_Extracted data_
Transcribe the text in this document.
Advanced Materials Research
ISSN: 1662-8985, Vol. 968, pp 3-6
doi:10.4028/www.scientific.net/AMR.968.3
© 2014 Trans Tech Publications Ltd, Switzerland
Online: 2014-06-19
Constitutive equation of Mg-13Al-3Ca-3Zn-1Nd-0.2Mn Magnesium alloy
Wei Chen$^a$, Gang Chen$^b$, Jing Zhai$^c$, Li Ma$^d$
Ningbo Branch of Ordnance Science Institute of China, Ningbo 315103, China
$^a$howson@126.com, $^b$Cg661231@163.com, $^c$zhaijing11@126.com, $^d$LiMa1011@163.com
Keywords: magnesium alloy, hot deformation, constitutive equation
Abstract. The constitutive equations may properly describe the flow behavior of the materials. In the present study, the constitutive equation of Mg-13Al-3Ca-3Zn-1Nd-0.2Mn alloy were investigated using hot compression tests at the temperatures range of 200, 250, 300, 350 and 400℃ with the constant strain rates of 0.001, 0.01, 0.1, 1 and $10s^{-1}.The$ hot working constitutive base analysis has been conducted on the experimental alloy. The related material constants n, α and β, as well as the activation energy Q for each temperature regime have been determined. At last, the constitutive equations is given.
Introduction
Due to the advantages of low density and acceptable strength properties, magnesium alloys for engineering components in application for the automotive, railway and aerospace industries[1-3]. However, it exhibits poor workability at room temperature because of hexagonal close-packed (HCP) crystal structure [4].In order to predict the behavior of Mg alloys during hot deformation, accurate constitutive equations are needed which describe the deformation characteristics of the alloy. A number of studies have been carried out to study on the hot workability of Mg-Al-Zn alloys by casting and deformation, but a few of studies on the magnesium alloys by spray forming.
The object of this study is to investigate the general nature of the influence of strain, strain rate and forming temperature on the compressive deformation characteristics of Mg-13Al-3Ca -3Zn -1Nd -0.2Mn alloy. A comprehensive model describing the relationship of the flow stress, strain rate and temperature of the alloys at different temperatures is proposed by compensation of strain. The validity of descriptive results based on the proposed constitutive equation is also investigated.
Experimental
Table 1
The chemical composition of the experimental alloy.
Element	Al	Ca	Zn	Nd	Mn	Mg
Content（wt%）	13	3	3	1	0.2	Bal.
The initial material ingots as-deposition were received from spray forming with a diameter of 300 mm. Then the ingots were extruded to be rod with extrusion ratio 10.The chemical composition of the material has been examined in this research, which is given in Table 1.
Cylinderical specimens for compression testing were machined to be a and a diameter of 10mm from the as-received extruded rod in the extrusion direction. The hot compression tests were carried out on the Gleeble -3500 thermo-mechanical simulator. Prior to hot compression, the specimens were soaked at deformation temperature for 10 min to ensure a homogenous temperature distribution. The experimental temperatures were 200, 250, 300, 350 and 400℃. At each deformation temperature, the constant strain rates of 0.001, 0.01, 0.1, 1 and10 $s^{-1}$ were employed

_What the exercise asks_
Retype the listing above in full, with no alterations.

_The reply_
Transcribe the text in this document.
Advanced Materials Research
ISSN: 1662-8985, Vol. 968, pp 3-6
doi:10.4028/www.scientific.net/AMR.968.3
© 2014 Trans Tech Publications Ltd, Switzerland
Online: 2014-06-19
Constitutive equation of Mg-13Al-3Ca-3Zn-1Nd-0.2Mn Magnesium alloy
Wei Chen$^a$, Gang Chen$^b$, Jing Zhai$^c$, Li Ma$^d$
Ningbo Branch of Ordnance Science Institute of China, Ningbo 315103, China
$^a$howson@126.com, $^b$Cg661231@163.com, $^c$zhaijing11@126.com, $^d$LiMa1011@163.com
Keywords: magnesium alloy, hot deformation, constitutive equation
Abstract. The constitutive equations may properly describe the flow behavior of the materials. In the present study, the constitutive equation of Mg-13Al-3Ca-3Zn-1Nd-0.2Mn alloy were investigated using hot compression tests at the temperatures range of 200, 250, 300, 350 and 400℃ with the constant strain rates of 0.001, 0.01, 0.1, 1 and $10s^{-1}.The$ hot working constitutive base analysis has been conducted on the experimental alloy. The related material constants n, α and β, as well as the activation energy Q for each temperature regime have been determined. At last, the constitutive equations is given.
Introduction
Due to the advantages of low density and acceptable strength properties, magnesium alloys for engineering components in application for the automotive, railway and aerospace industries[1-3]. However, it exhibits poor workability at room temperature because of hexagonal close-packed (HCP) crystal structure [4].In order to predict the behavior of Mg alloys during hot deformation, accurate constitutive equations are needed which describe the deformation characteristics of the alloy. A number of studies have been carried out to study on the hot workability of Mg-Al-Zn alloys by casting and deformation, but a few of studies on the magnesium alloys by spray forming.
The object of this study is to investigate the general nature of the influence of strain, strain rate and forming temperature on the compressive deformation characteristics of Mg-13Al-3Ca -3Zn -1Nd -0.2Mn alloy. A comprehensive model describing the relationship of the flow stress, strain rate and temperature of the alloys at different temperatures is proposed by compensation of strain. The validity of descriptive results based on the proposed constitutive equation is also investigated.
Experimental
Table 1
The chemical composition of the experimental alloy.
Element	Al	Ca	Zn	Nd	Mn	Mg
Content（wt%）	13	3	3	1	0.2	Bal.
The initial material ingots as-deposition were received from spray forming with a diameter of 300 mm. Then the ingots were extruded to be rod with extrusion ratio 10.The chemical composition of the material has been examined in this research, which is given in Table 1.
Cylinderical specimens for compression testing were machined to be a and a diameter of 10mm from the as-received extruded rod in the extrusion direction. The hot compression tests were carried out on the Gleeble -3500 thermo-mechanical simulator. Prior to hot compression, the specimens were soaked at deformation temperature for 10 min to ensure a homogenous temperature distribution. The experimental temperatures were 200, 250, 300, 350 and 400℃. At each deformation temperature, the constant strain rates of 0.001, 0.01, 0.1, 1 and10 $s^{-1}$ were employed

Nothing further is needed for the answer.